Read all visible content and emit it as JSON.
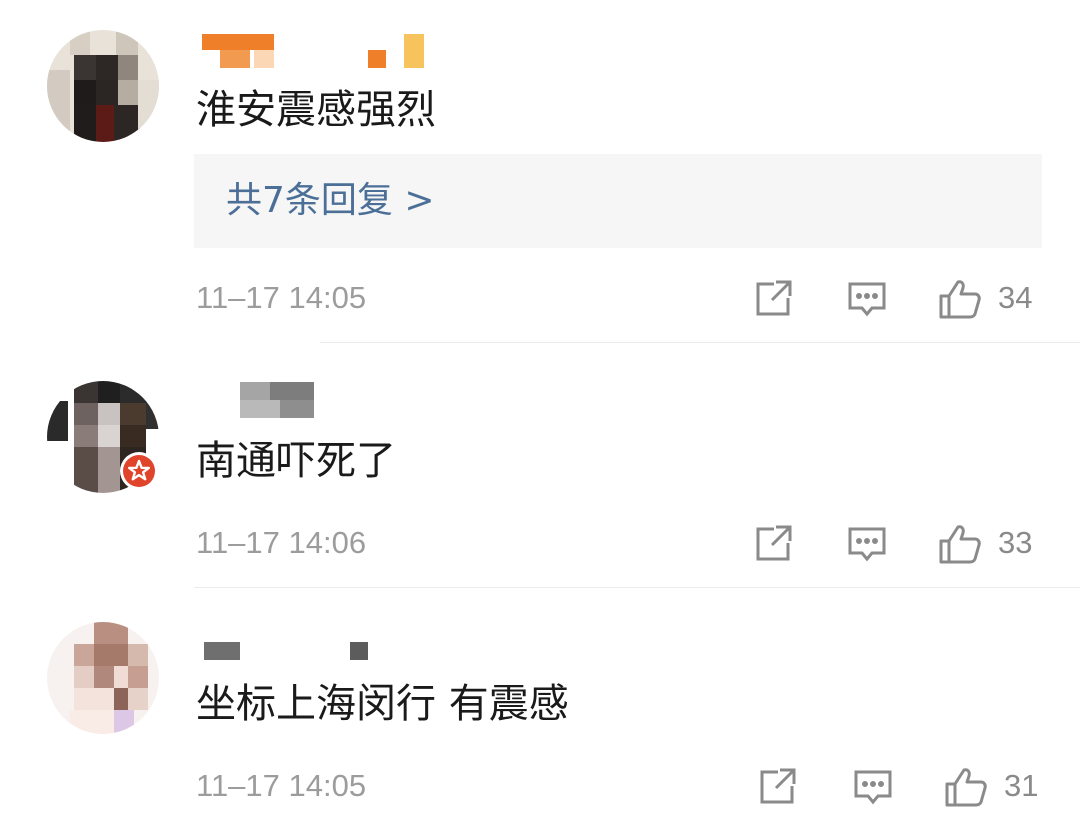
{
  "comments": [
    {
      "text": "淮安震感强烈",
      "reply_summary": "共7条回复 >",
      "time": "11–17 14:05",
      "likes": "34"
    },
    {
      "text": "南通吓死了",
      "time": "11–17 14:06",
      "likes": "33"
    },
    {
      "text": "坐标上海闵行 有震感",
      "time": "11–17 14:05",
      "likes": "31"
    }
  ],
  "icons": {
    "share": "share-icon",
    "comment": "comment-icon",
    "like": "thumbs-up-icon",
    "badge": "red-star-badge-icon"
  },
  "colors": {
    "reply_link": "#4c6f98",
    "meta_text": "#9c9c9c",
    "badge": "#e0442a"
  }
}
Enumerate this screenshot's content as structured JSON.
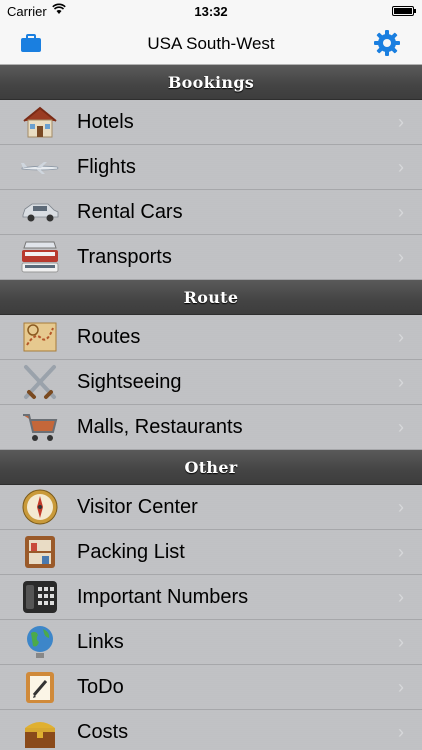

[YOUR OBJECTIVE]:
Keep the pictures out and write out the records exactly.

[REPLY TO THE TASK]:
Read all visible content and emit it as JSON.
{
  "comments": [
    {
      "text": "淮安震感强烈",
      "reply_summary": "共7条回复 >",
      "time": "11–17 14:05",
      "likes": "34"
    },
    {
      "text": "南通吓死了",
      "time": "11–17 14:06",
      "likes": "33"
    },
    {
      "text": "坐标上海闵行 有震感",
      "time": "11–17 14:05",
      "likes": "31"
    }
  ],
  "icons": {
    "share": "share-icon",
    "comment": "comment-icon",
    "like": "thumbs-up-icon",
    "badge": "red-star-badge-icon"
  },
  "colors": {
    "reply_link": "#4c6f98",
    "meta_text": "#9c9c9c",
    "badge": "#e0442a"
  }
}
Enumerate this screenshot's content as structured JSON.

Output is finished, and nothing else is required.